RECORDS SHOWN
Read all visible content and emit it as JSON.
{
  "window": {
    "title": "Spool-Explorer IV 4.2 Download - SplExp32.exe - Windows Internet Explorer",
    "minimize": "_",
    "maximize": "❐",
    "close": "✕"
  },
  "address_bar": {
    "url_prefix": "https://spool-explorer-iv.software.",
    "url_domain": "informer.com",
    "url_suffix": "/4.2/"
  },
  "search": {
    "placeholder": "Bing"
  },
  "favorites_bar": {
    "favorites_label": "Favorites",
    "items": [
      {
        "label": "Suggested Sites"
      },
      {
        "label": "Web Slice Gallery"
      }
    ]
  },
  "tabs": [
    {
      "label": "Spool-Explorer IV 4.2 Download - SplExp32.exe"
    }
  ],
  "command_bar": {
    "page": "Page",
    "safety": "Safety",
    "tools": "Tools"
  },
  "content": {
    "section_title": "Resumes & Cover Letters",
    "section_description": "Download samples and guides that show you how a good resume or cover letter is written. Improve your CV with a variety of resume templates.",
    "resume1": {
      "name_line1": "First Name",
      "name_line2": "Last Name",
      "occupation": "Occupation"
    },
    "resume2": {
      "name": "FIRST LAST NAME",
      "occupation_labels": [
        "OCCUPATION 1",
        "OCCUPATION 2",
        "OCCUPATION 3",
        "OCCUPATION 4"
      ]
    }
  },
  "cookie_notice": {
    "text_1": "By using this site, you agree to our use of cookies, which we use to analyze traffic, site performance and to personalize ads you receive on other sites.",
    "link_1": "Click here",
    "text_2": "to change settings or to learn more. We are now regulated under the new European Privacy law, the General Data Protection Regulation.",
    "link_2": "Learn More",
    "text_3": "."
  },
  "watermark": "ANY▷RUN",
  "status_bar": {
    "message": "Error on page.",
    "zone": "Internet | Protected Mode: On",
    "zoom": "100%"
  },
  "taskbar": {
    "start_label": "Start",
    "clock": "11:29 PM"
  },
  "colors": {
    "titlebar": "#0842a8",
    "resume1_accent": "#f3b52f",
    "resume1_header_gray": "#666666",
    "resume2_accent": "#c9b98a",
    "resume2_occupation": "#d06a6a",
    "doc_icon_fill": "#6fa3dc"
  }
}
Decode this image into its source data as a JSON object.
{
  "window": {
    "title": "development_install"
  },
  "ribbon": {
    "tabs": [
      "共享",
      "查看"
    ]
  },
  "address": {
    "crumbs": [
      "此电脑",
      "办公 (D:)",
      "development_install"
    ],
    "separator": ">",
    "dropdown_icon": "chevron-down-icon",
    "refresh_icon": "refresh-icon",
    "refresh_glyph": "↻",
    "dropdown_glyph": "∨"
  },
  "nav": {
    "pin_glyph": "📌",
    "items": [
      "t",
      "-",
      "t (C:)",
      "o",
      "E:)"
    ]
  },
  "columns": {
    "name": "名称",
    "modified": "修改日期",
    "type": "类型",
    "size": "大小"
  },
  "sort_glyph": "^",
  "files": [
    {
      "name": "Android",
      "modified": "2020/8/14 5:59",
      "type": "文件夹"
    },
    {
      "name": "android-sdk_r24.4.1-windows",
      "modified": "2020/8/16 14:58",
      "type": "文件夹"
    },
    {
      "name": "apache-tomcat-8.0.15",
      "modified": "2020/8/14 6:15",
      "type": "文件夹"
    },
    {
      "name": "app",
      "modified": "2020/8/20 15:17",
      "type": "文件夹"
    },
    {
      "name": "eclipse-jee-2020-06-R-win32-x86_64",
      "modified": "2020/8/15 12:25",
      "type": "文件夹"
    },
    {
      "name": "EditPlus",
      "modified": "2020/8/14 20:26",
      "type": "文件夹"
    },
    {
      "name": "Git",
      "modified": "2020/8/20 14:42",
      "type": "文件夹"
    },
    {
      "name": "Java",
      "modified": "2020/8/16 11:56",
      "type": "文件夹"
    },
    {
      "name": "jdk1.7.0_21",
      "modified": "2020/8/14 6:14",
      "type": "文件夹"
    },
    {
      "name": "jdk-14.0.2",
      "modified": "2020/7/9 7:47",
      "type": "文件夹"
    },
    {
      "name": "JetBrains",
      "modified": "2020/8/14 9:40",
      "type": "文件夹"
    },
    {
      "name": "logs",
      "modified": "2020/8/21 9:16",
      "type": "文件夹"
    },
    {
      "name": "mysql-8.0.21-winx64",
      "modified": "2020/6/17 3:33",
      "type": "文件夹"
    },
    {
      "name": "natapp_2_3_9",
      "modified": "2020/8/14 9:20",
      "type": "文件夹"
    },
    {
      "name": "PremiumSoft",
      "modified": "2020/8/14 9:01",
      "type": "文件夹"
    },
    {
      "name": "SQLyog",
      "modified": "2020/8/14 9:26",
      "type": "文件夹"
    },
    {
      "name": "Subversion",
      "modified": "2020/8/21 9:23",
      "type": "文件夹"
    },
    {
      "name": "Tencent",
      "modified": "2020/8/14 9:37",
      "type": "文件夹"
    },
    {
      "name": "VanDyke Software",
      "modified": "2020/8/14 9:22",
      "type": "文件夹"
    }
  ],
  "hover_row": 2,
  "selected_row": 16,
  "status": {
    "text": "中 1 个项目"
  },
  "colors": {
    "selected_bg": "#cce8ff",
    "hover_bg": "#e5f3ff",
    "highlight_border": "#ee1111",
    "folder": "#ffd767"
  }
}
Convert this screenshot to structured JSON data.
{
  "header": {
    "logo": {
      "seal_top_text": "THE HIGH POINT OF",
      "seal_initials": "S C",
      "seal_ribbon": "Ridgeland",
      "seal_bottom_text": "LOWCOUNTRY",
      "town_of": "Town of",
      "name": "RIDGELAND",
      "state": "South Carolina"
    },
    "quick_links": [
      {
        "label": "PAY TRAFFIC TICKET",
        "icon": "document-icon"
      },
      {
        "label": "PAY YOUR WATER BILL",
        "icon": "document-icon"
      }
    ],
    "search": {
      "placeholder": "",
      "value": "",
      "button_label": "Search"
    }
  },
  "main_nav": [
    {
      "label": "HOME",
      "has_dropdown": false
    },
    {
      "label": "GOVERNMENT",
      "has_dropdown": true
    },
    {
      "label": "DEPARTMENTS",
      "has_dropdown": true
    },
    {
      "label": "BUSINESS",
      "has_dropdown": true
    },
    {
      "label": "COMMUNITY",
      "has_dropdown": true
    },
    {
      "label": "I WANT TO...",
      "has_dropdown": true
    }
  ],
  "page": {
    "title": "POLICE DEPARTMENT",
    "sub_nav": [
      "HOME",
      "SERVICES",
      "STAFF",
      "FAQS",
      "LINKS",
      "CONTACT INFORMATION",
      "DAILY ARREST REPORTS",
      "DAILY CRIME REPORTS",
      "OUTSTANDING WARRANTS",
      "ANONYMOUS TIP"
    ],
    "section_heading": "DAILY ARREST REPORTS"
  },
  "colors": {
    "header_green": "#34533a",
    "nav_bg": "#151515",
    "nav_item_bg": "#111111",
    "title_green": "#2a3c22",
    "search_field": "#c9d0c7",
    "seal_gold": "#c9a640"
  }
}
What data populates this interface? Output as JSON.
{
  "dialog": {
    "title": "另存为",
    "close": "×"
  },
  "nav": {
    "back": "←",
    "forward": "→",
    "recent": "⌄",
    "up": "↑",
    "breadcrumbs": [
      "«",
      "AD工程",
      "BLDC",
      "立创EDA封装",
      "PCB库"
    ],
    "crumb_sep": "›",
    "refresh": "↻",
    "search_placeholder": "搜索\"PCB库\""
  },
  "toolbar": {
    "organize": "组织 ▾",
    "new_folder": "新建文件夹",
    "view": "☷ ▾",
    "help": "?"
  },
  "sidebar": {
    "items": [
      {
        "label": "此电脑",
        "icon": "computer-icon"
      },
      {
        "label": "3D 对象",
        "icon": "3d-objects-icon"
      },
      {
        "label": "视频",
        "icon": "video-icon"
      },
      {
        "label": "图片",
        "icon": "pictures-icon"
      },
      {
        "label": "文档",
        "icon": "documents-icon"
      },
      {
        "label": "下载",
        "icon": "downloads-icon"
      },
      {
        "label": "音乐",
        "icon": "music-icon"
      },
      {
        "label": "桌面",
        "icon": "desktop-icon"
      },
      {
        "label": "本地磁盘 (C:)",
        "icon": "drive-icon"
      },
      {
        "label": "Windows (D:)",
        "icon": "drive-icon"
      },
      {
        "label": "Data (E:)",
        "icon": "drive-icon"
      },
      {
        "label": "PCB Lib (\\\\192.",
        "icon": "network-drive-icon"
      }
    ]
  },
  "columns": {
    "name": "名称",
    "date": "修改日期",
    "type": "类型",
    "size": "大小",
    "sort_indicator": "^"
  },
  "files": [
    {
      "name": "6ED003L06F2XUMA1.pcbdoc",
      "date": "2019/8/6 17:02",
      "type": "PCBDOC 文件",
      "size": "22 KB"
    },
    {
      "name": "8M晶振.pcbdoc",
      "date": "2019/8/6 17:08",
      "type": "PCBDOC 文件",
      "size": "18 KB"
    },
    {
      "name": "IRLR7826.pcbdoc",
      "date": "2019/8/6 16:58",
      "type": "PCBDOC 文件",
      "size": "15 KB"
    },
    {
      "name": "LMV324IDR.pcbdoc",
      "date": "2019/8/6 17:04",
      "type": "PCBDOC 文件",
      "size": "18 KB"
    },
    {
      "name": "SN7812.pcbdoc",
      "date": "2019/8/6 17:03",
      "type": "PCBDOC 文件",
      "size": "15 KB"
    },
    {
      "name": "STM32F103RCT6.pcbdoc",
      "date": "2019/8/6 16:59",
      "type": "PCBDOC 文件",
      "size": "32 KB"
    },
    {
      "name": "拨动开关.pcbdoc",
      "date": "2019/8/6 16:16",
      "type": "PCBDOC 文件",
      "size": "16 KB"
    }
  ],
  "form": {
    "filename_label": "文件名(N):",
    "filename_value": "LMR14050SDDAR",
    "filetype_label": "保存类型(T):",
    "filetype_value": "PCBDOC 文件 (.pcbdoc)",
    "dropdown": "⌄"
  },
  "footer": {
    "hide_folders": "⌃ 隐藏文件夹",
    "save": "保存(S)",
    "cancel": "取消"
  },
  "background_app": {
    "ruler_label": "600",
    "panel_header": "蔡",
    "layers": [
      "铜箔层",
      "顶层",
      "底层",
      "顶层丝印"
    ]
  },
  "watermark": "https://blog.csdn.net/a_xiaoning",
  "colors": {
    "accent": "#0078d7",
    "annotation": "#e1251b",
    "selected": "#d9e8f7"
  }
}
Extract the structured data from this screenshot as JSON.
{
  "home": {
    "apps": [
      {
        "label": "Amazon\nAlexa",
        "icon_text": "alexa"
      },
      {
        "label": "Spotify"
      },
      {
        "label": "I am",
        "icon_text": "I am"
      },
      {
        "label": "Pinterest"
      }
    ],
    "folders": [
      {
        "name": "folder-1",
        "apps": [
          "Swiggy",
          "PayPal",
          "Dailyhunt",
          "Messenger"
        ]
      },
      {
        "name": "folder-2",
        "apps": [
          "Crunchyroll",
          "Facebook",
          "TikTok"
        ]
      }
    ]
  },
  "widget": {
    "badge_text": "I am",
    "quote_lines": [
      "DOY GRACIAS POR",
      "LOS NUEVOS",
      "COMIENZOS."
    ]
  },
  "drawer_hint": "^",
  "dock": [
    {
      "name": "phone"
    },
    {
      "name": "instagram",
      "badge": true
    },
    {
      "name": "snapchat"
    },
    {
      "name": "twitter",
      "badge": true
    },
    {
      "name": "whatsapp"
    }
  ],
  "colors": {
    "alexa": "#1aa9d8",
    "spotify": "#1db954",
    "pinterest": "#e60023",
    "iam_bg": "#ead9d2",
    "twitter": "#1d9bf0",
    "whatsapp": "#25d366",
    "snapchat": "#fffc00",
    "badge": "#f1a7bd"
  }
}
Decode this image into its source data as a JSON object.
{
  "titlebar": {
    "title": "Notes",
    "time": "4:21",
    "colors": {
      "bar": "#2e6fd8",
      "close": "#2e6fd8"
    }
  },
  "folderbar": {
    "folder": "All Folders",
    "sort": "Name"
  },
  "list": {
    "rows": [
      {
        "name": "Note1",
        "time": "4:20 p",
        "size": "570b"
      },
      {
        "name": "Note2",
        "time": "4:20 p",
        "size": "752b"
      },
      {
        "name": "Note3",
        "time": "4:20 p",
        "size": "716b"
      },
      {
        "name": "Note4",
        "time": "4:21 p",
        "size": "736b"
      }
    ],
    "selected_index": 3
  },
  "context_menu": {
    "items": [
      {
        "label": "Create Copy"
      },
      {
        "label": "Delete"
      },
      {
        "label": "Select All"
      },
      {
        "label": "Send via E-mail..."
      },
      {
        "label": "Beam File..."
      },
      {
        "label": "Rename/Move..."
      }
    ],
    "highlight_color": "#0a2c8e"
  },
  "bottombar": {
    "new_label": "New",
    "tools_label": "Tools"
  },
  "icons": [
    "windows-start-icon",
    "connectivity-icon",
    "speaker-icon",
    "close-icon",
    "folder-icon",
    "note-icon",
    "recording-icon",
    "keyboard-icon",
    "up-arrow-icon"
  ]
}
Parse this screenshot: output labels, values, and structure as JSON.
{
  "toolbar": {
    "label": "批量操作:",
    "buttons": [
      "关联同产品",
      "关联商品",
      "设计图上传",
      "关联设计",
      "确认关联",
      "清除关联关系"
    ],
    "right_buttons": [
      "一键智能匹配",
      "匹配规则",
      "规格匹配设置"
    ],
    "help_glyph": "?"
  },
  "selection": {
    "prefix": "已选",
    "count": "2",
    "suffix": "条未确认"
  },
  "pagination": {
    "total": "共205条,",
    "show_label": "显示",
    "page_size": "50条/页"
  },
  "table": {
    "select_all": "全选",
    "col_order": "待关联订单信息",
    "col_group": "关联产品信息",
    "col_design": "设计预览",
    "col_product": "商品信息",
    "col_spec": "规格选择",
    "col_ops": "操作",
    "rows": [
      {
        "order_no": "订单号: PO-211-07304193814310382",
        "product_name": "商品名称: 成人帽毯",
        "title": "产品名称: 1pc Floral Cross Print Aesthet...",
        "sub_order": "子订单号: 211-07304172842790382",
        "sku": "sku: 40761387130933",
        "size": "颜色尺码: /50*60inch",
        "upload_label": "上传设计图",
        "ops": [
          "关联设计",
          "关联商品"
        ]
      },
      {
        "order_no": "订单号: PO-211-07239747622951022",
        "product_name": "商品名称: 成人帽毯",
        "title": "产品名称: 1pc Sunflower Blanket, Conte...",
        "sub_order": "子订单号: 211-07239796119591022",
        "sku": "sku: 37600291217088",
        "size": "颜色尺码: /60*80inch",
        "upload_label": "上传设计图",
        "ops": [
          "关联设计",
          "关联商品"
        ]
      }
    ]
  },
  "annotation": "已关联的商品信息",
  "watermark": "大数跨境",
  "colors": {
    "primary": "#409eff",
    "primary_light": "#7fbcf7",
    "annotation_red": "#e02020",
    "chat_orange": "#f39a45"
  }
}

WHAT IS NEEDED
Pull out all lines of the data with the string "颜色尺码".

THE SOLUTION
        "size": "颜色尺码: /50*60inch",
        "size": "颜色尺码: /60*80inch",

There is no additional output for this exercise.